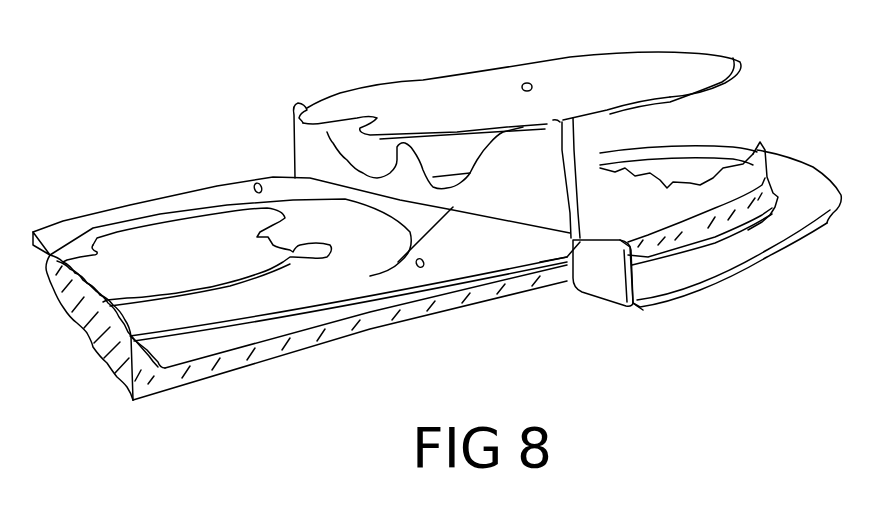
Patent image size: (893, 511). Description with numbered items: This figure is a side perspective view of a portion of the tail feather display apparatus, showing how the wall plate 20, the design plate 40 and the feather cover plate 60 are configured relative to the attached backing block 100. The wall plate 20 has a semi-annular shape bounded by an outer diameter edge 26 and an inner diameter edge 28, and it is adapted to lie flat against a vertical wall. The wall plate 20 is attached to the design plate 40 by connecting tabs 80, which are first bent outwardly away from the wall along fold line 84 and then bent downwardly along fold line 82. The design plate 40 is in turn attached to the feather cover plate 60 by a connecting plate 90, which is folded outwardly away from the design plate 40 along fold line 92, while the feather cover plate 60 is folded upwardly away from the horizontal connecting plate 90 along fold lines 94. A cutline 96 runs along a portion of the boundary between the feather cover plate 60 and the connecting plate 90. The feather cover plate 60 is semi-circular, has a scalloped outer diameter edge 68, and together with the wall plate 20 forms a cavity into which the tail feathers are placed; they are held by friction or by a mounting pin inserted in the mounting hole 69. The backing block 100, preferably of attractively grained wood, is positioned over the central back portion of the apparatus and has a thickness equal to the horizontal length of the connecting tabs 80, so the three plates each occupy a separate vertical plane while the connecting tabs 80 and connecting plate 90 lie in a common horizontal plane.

The wall plate 20 is at (705, 261).
The outer diameter edge 26 is at (787, 242).
The inner diameter edge 28 is at (824, 222).
The design plate 40 is at (472, 248).
The feather cover plate 60 is at (677, 73).
The outer diameter edge 68 is at (708, 100).
The mounting hole 69 is at (523, 86).
The connecting tabs 80 is at (605, 278).
The fold line 82 is at (577, 253).
The fold line 84 is at (627, 310).
The connecting plate 90 is at (303, 155).
The fold line 92 is at (398, 263).
The fold lines 94 is at (297, 105).
The cutline 96 is at (453, 127).
The backing block 100 is at (222, 375).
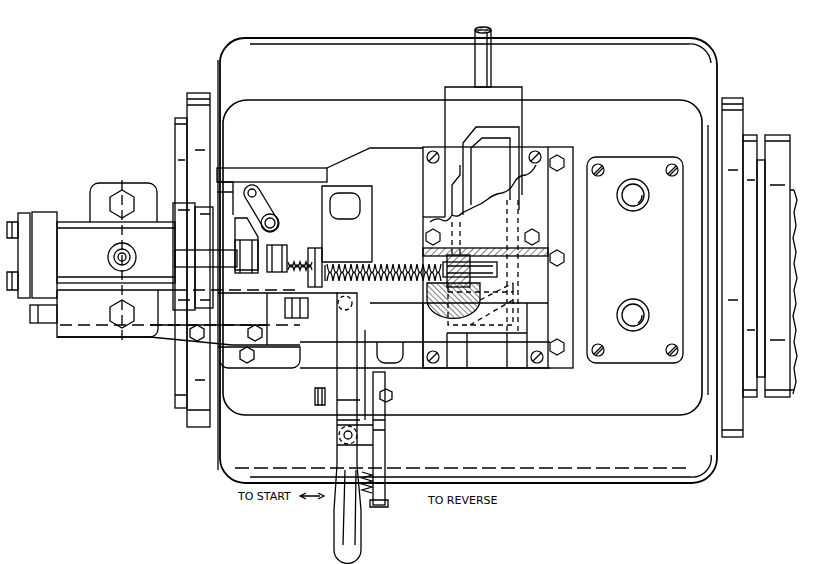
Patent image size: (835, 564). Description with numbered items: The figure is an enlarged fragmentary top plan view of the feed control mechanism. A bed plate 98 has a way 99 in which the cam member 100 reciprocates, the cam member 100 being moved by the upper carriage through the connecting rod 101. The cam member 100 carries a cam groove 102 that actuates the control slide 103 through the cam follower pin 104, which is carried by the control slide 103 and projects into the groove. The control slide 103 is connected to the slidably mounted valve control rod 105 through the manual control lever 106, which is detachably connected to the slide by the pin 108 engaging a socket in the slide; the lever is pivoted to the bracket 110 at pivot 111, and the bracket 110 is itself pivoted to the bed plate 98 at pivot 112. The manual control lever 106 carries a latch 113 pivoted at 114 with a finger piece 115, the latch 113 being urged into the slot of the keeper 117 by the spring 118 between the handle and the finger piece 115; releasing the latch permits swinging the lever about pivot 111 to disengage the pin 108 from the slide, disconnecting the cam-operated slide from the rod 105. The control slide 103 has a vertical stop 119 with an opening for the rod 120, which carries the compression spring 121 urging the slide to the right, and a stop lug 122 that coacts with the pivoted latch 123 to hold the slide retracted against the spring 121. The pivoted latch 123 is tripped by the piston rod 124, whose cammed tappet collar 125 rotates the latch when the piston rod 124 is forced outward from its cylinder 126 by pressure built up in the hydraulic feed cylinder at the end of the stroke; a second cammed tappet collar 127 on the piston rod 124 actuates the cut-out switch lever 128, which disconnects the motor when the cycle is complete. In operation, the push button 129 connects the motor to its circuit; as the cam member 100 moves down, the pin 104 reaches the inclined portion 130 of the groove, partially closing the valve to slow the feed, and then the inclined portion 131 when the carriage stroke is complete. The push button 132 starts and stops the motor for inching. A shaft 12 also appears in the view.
_ _ _ _ _
** AIM **
Reproduce every line of the records above word for word, leaving out the pictures.

** TASK RESPONSE **
Patent image size: (893, 511). Description with numbered items: This figure is a side perspective view of a portion of the tail feather display apparatus, showing how the wall plate 20, the design plate 40 and the feather cover plate 60 are configured relative to the attached backing block 100. The wall plate 20 has a semi-annular shape bounded by an outer diameter edge 26 and an inner diameter edge 28, and it is adapted to lie flat against a vertical wall. The wall plate 20 is attached to the design plate 40 by connecting tabs 80, which are first bent outwardly away from the wall along fold line 84 and then bent downwardly along fold line 82. The design plate 40 is in turn attached to the feather cover plate 60 by a connecting plate 90, which is folded outwardly away from the design plate 40 along fold line 92, while the feather cover plate 60 is folded upwardly away from the horizontal connecting plate 90 along fold lines 94. A cutline 96 runs along a portion of the boundary between the feather cover plate 60 and the connecting plate 90. The feather cover plate 60 is semi-circular, has a scalloped outer diameter edge 68, and together with the wall plate 20 forms a cavity into which the tail feathers are placed; they are held by friction or by a mounting pin inserted in the mounting hole 69. The backing block 100, preferably of attractively grained wood, is positioned over the central back portion of the apparatus and has a thickness equal to the horizontal length of the connecting tabs 80, so the three plates each occupy a separate vertical plane while the connecting tabs 80 and connecting plate 90 lie in a common horizontal plane.

The wall plate 20 is at (705, 261).
The outer diameter edge 26 is at (787, 242).
The inner diameter edge 28 is at (824, 222).
The design plate 40 is at (472, 248).
The feather cover plate 60 is at (677, 73).
The outer diameter edge 68 is at (708, 100).
The mounting hole 69 is at (523, 86).
The connecting tabs 80 is at (605, 278).
The fold line 82 is at (577, 253).
The fold line 84 is at (627, 310).
The connecting plate 90 is at (303, 155).
The fold line 92 is at (398, 263).
The fold lines 94 is at (297, 105).
The cutline 96 is at (453, 127).
The backing block 100 is at (222, 375).
Patent image size: (835, 564). Description with numbered items: The figure is an enlarged fragmentary top plan view of the feed control mechanism. A bed plate 98 has a way 99 in which the cam member 100 reciprocates, the cam member 100 being moved by the upper carriage through the connecting rod 101. The cam member 100 carries a cam groove 102 that actuates the control slide 103 through the cam follower pin 104, which is carried by the control slide 103 and projects into the groove. The control slide 103 is connected to the slidably mounted valve control rod 105 through the manual control lever 106, which is detachably connected to the slide by the pin 108 engaging a socket in the slide; the lever is pivoted to the bracket 110 at pivot 111, and the bracket 110 is itself pivoted to the bed plate 98 at pivot 112. The manual control lever 106 carries a latch 113 pivoted at 114 with a finger piece 115, the latch 113 being urged into the slot of the keeper 117 by the spring 118 between the handle and the finger piece 115; releasing the latch permits swinging the lever about pivot 111 to disengage the pin 108 from the slide, disconnecting the cam-operated slide from the rod 105. The control slide 103 has a vertical stop 119 with an opening for the rod 120, which carries the compression spring 121 urging the slide to the right, and a stop lug 122 that coacts with the pivoted latch 123 to hold the slide retracted against the spring 121. The pivoted latch 123 is tripped by the piston rod 124, whose cammed tappet collar 125 rotates the latch when the piston rod 124 is forced outward from its cylinder 126 by pressure built up in the hydraulic feed cylinder at the end of the stroke; a second cammed tappet collar 127 on the piston rod 124 actuates the cut-out switch lever 128, which disconnects the motor when the cycle is complete. In operation, the push button 129 connects the motor to its circuit; as the cam member 100 moves down, the pin 104 reaches the inclined portion 130 of the groove, partially closing the valve to slow the feed, and then the inclined portion 131 when the carriage stroke is complete. The push button 132 starts and stops the motor for inching. A shaft 12 also appears in the view.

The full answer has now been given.